### EXCERPTED DATA ###

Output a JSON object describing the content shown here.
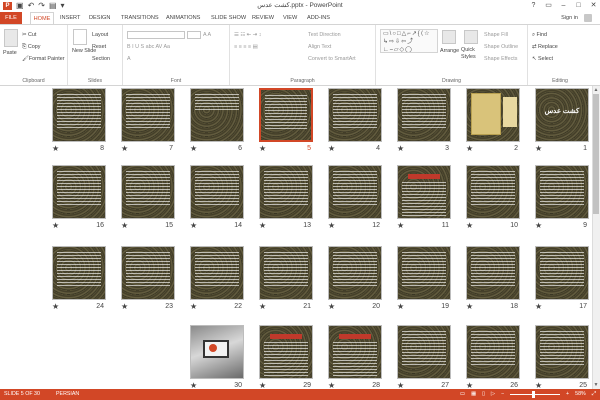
{
  "window": {
    "app_icon": "P",
    "title": "کشت عدس.pptx - PowerPoint",
    "qat_icons": [
      "save-icon",
      "undo-icon",
      "redo-icon",
      "start-slideshow-icon",
      "customize-qat-icon"
    ],
    "controls": [
      "?",
      "▭",
      "–",
      "□",
      "✕"
    ]
  },
  "tabs": [
    "FILE",
    "HOME",
    "INSERT",
    "DESIGN",
    "TRANSITIONS",
    "ANIMATIONS",
    "SLIDE SHOW",
    "REVIEW",
    "VIEW",
    "ADD-INS"
  ],
  "active_tab": "HOME",
  "signin_label": "Sign in",
  "ribbon": {
    "clipboard": {
      "label": "Clipboard",
      "paste": "Paste",
      "cut": "Cut",
      "copy": "Copy",
      "format_painter": "Format Painter"
    },
    "slides": {
      "label": "Slides",
      "new_slide": "New Slide",
      "layout": "Layout",
      "reset": "Reset",
      "section": "Section"
    },
    "font": {
      "label": "Font"
    },
    "paragraph": {
      "label": "Paragraph",
      "text_direction": "Text Direction",
      "align_text": "Align Text",
      "convert_smartart": "Convert to SmartArt"
    },
    "drawing": {
      "label": "Drawing",
      "shapes": "▭\\○□△⌐↗{⟨☆ ↳⇨⇩⇦⤴ ∟⎯▱◇◯",
      "arrange": "Arrange",
      "quick_styles": "Quick Styles",
      "shape_fill": "Shape Fill",
      "shape_outline": "Shape Outline",
      "shape_effects": "Shape Effects"
    },
    "editing": {
      "label": "Editing",
      "find": "Find",
      "replace": "Replace",
      "select": "Select"
    }
  },
  "slides": [
    {
      "n": "1",
      "kind": "title",
      "title": "کشت عدس"
    },
    {
      "n": "2",
      "kind": "image"
    },
    {
      "n": "3",
      "kind": "text"
    },
    {
      "n": "4",
      "kind": "text"
    },
    {
      "n": "5",
      "kind": "text",
      "selected": true
    },
    {
      "n": "6",
      "kind": "short"
    },
    {
      "n": "7",
      "kind": "text"
    },
    {
      "n": "8",
      "kind": "text"
    },
    {
      "n": "9",
      "kind": "text"
    },
    {
      "n": "10",
      "kind": "text"
    },
    {
      "n": "11",
      "kind": "heading"
    },
    {
      "n": "12",
      "kind": "text"
    },
    {
      "n": "13",
      "kind": "text"
    },
    {
      "n": "14",
      "kind": "text"
    },
    {
      "n": "15",
      "kind": "text"
    },
    {
      "n": "16",
      "kind": "text"
    },
    {
      "n": "17",
      "kind": "text"
    },
    {
      "n": "18",
      "kind": "text"
    },
    {
      "n": "19",
      "kind": "text"
    },
    {
      "n": "20",
      "kind": "text"
    },
    {
      "n": "21",
      "kind": "text"
    },
    {
      "n": "22",
      "kind": "text"
    },
    {
      "n": "23",
      "kind": "text"
    },
    {
      "n": "24",
      "kind": "text"
    },
    {
      "n": "25",
      "kind": "text"
    },
    {
      "n": "26",
      "kind": "text"
    },
    {
      "n": "27",
      "kind": "text"
    },
    {
      "n": "28",
      "kind": "heading"
    },
    {
      "n": "29",
      "kind": "heading"
    },
    {
      "n": "30",
      "kind": "laptop"
    }
  ],
  "star": "★",
  "status": {
    "slide_count": "SLIDE 5 OF 30",
    "language": "PERSIAN",
    "zoom": "58%",
    "minus": "−",
    "plus": "+",
    "colors": {
      "accent": "#d24726"
    }
  }
}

###

TASK OBJECTIVE.
Print the complete listing exactly, apart from any pictures.

WORKED ANSWER.
Output a JSON object describing the content shown here.
{
  "window": {
    "app_icon": "P",
    "title": "کشت عدس.pptx - PowerPoint",
    "qat_icons": [
      "save-icon",
      "undo-icon",
      "redo-icon",
      "start-slideshow-icon",
      "customize-qat-icon"
    ],
    "controls": [
      "?",
      "▭",
      "–",
      "□",
      "✕"
    ]
  },
  "tabs": [
    "FILE",
    "HOME",
    "INSERT",
    "DESIGN",
    "TRANSITIONS",
    "ANIMATIONS",
    "SLIDE SHOW",
    "REVIEW",
    "VIEW",
    "ADD-INS"
  ],
  "active_tab": "HOME",
  "signin_label": "Sign in",
  "ribbon": {
    "clipboard": {
      "label": "Clipboard",
      "paste": "Paste",
      "cut": "Cut",
      "copy": "Copy",
      "format_painter": "Format Painter"
    },
    "slides": {
      "label": "Slides",
      "new_slide": "New Slide",
      "layout": "Layout",
      "reset": "Reset",
      "section": "Section"
    },
    "font": {
      "label": "Font"
    },
    "paragraph": {
      "label": "Paragraph",
      "text_direction": "Text Direction",
      "align_text": "Align Text",
      "convert_smartart": "Convert to SmartArt"
    },
    "drawing": {
      "label": "Drawing",
      "shapes": "▭\\○□△⌐↗{⟨☆ ↳⇨⇩⇦⤴ ∟⎯▱◇◯",
      "arrange": "Arrange",
      "quick_styles": "Quick Styles",
      "shape_fill": "Shape Fill",
      "shape_outline": "Shape Outline",
      "shape_effects": "Shape Effects"
    },
    "editing": {
      "label": "Editing",
      "find": "Find",
      "replace": "Replace",
      "select": "Select"
    }
  },
  "slides": [
    {
      "n": "1",
      "kind": "title",
      "title": "کشت عدس"
    },
    {
      "n": "2",
      "kind": "image"
    },
    {
      "n": "3",
      "kind": "text"
    },
    {
      "n": "4",
      "kind": "text"
    },
    {
      "n": "5",
      "kind": "text",
      "selected": true
    },
    {
      "n": "6",
      "kind": "short"
    },
    {
      "n": "7",
      "kind": "text"
    },
    {
      "n": "8",
      "kind": "text"
    },
    {
      "n": "9",
      "kind": "text"
    },
    {
      "n": "10",
      "kind": "text"
    },
    {
      "n": "11",
      "kind": "heading"
    },
    {
      "n": "12",
      "kind": "text"
    },
    {
      "n": "13",
      "kind": "text"
    },
    {
      "n": "14",
      "kind": "text"
    },
    {
      "n": "15",
      "kind": "text"
    },
    {
      "n": "16",
      "kind": "text"
    },
    {
      "n": "17",
      "kind": "text"
    },
    {
      "n": "18",
      "kind": "text"
    },
    {
      "n": "19",
      "kind": "text"
    },
    {
      "n": "20",
      "kind": "text"
    },
    {
      "n": "21",
      "kind": "text"
    },
    {
      "n": "22",
      "kind": "text"
    },
    {
      "n": "23",
      "kind": "text"
    },
    {
      "n": "24",
      "kind": "text"
    },
    {
      "n": "25",
      "kind": "text"
    },
    {
      "n": "26",
      "kind": "text"
    },
    {
      "n": "27",
      "kind": "text"
    },
    {
      "n": "28",
      "kind": "heading"
    },
    {
      "n": "29",
      "kind": "heading"
    },
    {
      "n": "30",
      "kind": "laptop"
    }
  ],
  "star": "★",
  "status": {
    "slide_count": "SLIDE 5 OF 30",
    "language": "PERSIAN",
    "zoom": "58%",
    "minus": "−",
    "plus": "+",
    "colors": {
      "accent": "#d24726"
    }
  }
}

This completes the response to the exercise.